- **SHORT EXERCISE**: Repeat exactly the lines from the line containing "Output a JSON" through the last line of the records below, inclusive, and nothing else.

__________

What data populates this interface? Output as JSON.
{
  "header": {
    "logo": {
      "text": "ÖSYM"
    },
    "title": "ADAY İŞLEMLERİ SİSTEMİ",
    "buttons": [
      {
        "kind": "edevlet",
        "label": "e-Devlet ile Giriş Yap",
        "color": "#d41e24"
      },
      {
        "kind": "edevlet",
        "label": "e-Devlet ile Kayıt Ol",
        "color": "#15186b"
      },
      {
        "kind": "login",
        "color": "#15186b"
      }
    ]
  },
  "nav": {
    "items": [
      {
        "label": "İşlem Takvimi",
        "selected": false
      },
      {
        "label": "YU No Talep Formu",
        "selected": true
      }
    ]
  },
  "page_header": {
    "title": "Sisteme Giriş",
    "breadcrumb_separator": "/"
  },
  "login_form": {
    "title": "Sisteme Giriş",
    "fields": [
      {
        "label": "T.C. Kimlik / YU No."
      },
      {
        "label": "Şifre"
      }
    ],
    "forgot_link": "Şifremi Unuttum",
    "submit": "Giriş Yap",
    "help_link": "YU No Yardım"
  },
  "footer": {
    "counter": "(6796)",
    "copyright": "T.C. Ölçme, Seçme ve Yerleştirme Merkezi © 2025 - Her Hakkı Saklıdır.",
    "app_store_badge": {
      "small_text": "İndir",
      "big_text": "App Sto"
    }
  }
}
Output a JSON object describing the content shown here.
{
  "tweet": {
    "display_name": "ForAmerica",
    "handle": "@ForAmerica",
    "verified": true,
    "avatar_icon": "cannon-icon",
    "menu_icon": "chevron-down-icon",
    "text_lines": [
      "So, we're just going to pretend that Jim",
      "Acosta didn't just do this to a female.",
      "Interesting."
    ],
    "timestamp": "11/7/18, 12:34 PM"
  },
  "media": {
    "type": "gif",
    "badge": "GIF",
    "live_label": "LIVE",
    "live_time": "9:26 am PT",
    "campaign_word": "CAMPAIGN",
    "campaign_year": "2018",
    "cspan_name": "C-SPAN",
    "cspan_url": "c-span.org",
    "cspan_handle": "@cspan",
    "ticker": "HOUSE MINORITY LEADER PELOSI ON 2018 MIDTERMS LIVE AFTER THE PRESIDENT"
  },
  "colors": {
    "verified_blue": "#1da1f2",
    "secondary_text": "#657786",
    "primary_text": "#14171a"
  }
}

__________

- **FINAL ANSWER**:
Output a JSON object describing the content shown here.
{
  "tweet": {
    "display_name": "ForAmerica",
    "handle": "@ForAmerica",
    "verified": true,
    "avatar_icon": "cannon-icon",
    "menu_icon": "chevron-down-icon",
    "text_lines": [
      "So, we're just going to pretend that Jim",
      "Acosta didn't just do this to a female.",
      "Interesting."
    ],
    "timestamp": "11/7/18, 12:34 PM"
  },
  "media": {
    "type": "gif",
    "badge": "GIF",
    "live_label": "LIVE",
    "live_time": "9:26 am PT",
    "campaign_word": "CAMPAIGN",
    "campaign_year": "2018",
    "cspan_name": "C-SPAN",
    "cspan_url": "c-span.org",
    "cspan_handle": "@cspan",
    "ticker": "HOUSE MINORITY LEADER PELOSI ON 2018 MIDTERMS LIVE AFTER THE PRESIDENT"
  },
  "colors": {
    "verified_blue": "#1da1f2",
    "secondary_text": "#657786",
    "primary_text": "#14171a"
  }
}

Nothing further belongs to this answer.